[Layout records]

++++++++++++++++++++

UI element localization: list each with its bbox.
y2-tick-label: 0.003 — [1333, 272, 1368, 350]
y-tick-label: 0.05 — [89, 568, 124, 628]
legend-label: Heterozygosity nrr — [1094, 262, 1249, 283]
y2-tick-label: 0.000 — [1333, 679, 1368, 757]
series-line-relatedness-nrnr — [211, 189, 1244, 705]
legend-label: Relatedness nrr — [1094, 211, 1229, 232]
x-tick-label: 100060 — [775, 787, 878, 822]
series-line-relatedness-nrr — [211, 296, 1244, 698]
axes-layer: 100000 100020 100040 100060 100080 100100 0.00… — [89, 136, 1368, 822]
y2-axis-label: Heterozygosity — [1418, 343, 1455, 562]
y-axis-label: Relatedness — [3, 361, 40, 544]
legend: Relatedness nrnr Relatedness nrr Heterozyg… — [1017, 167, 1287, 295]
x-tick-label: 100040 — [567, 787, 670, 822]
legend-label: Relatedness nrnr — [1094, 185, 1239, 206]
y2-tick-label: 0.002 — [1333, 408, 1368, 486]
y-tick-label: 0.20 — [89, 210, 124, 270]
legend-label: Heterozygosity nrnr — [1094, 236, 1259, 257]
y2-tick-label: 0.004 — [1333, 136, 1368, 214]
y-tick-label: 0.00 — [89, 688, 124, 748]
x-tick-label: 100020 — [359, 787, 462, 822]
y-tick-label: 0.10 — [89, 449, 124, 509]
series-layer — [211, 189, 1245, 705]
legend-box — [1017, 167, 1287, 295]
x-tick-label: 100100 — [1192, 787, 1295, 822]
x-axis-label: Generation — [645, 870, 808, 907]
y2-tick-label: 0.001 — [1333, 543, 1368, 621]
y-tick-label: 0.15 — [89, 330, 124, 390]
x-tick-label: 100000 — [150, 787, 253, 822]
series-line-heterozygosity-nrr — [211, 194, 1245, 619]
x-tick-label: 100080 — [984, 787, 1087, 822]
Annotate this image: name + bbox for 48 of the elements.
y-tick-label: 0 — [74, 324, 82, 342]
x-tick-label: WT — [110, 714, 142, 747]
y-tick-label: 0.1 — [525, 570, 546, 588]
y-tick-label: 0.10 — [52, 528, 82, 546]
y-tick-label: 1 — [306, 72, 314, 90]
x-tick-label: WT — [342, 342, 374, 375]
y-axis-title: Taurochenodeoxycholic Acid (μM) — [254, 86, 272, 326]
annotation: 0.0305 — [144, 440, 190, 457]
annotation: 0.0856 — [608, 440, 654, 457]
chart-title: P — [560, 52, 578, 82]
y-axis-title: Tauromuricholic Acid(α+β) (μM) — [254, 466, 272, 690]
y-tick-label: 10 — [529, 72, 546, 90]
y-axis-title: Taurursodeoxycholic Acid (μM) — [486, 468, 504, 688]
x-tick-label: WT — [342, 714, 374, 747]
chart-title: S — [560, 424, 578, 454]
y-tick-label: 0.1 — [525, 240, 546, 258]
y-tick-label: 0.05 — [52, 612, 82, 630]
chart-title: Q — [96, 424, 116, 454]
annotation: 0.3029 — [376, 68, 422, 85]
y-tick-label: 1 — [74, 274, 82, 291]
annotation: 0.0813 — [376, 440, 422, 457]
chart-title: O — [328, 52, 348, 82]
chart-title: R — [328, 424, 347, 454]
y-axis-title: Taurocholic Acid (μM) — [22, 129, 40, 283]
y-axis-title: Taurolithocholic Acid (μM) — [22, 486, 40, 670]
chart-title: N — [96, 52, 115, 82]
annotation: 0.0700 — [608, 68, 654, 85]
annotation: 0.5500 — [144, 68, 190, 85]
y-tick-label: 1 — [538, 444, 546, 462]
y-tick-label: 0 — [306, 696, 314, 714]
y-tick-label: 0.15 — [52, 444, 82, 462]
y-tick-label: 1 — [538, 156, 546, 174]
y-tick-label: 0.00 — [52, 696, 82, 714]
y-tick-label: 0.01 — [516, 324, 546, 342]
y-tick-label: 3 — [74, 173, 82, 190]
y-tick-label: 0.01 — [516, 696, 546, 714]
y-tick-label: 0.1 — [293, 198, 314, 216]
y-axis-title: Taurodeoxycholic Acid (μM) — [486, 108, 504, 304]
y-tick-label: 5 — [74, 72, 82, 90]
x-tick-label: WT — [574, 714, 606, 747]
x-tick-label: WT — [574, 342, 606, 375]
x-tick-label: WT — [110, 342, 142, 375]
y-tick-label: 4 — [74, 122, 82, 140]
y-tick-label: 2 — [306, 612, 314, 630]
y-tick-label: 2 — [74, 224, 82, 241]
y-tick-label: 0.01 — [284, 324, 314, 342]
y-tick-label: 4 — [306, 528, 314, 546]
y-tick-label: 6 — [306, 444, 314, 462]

++++++++++++++++++++

Edit every line above so that each "legend-label" becomes "key-label", and keep everything else as it is.

UI element localization: list each with its bbox.
y2-tick-label: 0.003 — [1333, 272, 1368, 350]
y-tick-label: 0.05 — [89, 568, 124, 628]
key-label: Heterozygosity nrr — [1094, 262, 1249, 283]
y2-tick-label: 0.000 — [1333, 679, 1368, 757]
series-line-relatedness-nrnr — [211, 189, 1244, 705]
key-label: Relatedness nrr — [1094, 211, 1229, 232]
x-tick-label: 100060 — [775, 787, 878, 822]
series-line-relatedness-nrr — [211, 296, 1244, 698]
axes-layer: 100000 100020 100040 100060 100080 100100 0.00… — [89, 136, 1368, 822]
y2-axis-label: Heterozygosity — [1418, 343, 1455, 562]
y-axis-label: Relatedness — [3, 361, 40, 544]
legend: Relatedness nrnr Relatedness nrr Heterozyg… — [1017, 167, 1287, 295]
x-tick-label: 100040 — [567, 787, 670, 822]
key-label: Relatedness nrnr — [1094, 185, 1239, 206]
y2-tick-label: 0.002 — [1333, 408, 1368, 486]
y-tick-label: 0.20 — [89, 210, 124, 270]
key-label: Heterozygosity nrnr — [1094, 236, 1259, 257]
y2-tick-label: 0.004 — [1333, 136, 1368, 214]
y-tick-label: 0.00 — [89, 688, 124, 748]
x-tick-label: 100020 — [359, 787, 462, 822]
y-tick-label: 0.10 — [89, 449, 124, 509]
series-layer — [211, 189, 1245, 705]
legend-box — [1017, 167, 1287, 295]
x-tick-label: 100100 — [1192, 787, 1295, 822]
x-axis-label: Generation — [645, 870, 808, 907]
y2-tick-label: 0.001 — [1333, 543, 1368, 621]
y-tick-label: 0.15 — [89, 330, 124, 390]
x-tick-label: 100000 — [150, 787, 253, 822]
series-line-heterozygosity-nrr — [211, 194, 1245, 619]
x-tick-label: 100080 — [984, 787, 1087, 822]
Annotate this image: name + bbox for 48 of the elements.
y-tick-label: 0 — [74, 324, 82, 342]
x-tick-label: WT — [110, 714, 142, 747]
y-tick-label: 0.1 — [525, 570, 546, 588]
y-tick-label: 0.10 — [52, 528, 82, 546]
y-tick-label: 1 — [306, 72, 314, 90]
x-tick-label: WT — [342, 342, 374, 375]
y-axis-title: Taurochenodeoxycholic Acid (μM) — [254, 86, 272, 326]
annotation: 0.0305 — [144, 440, 190, 457]
annotation: 0.0856 — [608, 440, 654, 457]
chart-title: P — [560, 52, 578, 82]
y-axis-title: Tauromuricholic Acid(α+β) (μM) — [254, 466, 272, 690]
y-tick-label: 10 — [529, 72, 546, 90]
y-axis-title: Taurursodeoxycholic Acid (μM) — [486, 468, 504, 688]
x-tick-label: WT — [342, 714, 374, 747]
chart-title: S — [560, 424, 578, 454]
y-tick-label: 0.1 — [525, 240, 546, 258]
y-tick-label: 0.05 — [52, 612, 82, 630]
chart-title: Q — [96, 424, 116, 454]
annotation: 0.3029 — [376, 68, 422, 85]
y-tick-label: 1 — [74, 274, 82, 291]
annotation: 0.0813 — [376, 440, 422, 457]
chart-title: O — [328, 52, 348, 82]
chart-title: R — [328, 424, 347, 454]
y-axis-title: Taurocholic Acid (μM) — [22, 129, 40, 283]
y-axis-title: Taurolithocholic Acid (μM) — [22, 486, 40, 670]
chart-title: N — [96, 52, 115, 82]
annotation: 0.0700 — [608, 68, 654, 85]
annotation: 0.5500 — [144, 68, 190, 85]
y-tick-label: 1 — [538, 444, 546, 462]
y-tick-label: 0 — [306, 696, 314, 714]
y-tick-label: 0.15 — [52, 444, 82, 462]
y-tick-label: 1 — [538, 156, 546, 174]
y-tick-label: 0.00 — [52, 696, 82, 714]
y-tick-label: 0.01 — [516, 324, 546, 342]
y-tick-label: 3 — [74, 173, 82, 190]
y-tick-label: 0.01 — [516, 696, 546, 714]
y-tick-label: 0.1 — [293, 198, 314, 216]
y-axis-title: Taurodeoxycholic Acid (μM) — [486, 108, 504, 304]
y-tick-label: 5 — [74, 72, 82, 90]
x-tick-label: WT — [574, 714, 606, 747]
x-tick-label: WT — [574, 342, 606, 375]
x-tick-label: WT — [110, 342, 142, 375]
y-tick-label: 4 — [74, 122, 82, 140]
y-tick-label: 2 — [306, 612, 314, 630]
y-tick-label: 2 — [74, 224, 82, 241]
y-tick-label: 0.01 — [284, 324, 314, 342]
y-tick-label: 4 — [306, 528, 314, 546]
y-tick-label: 6 — [306, 444, 314, 462]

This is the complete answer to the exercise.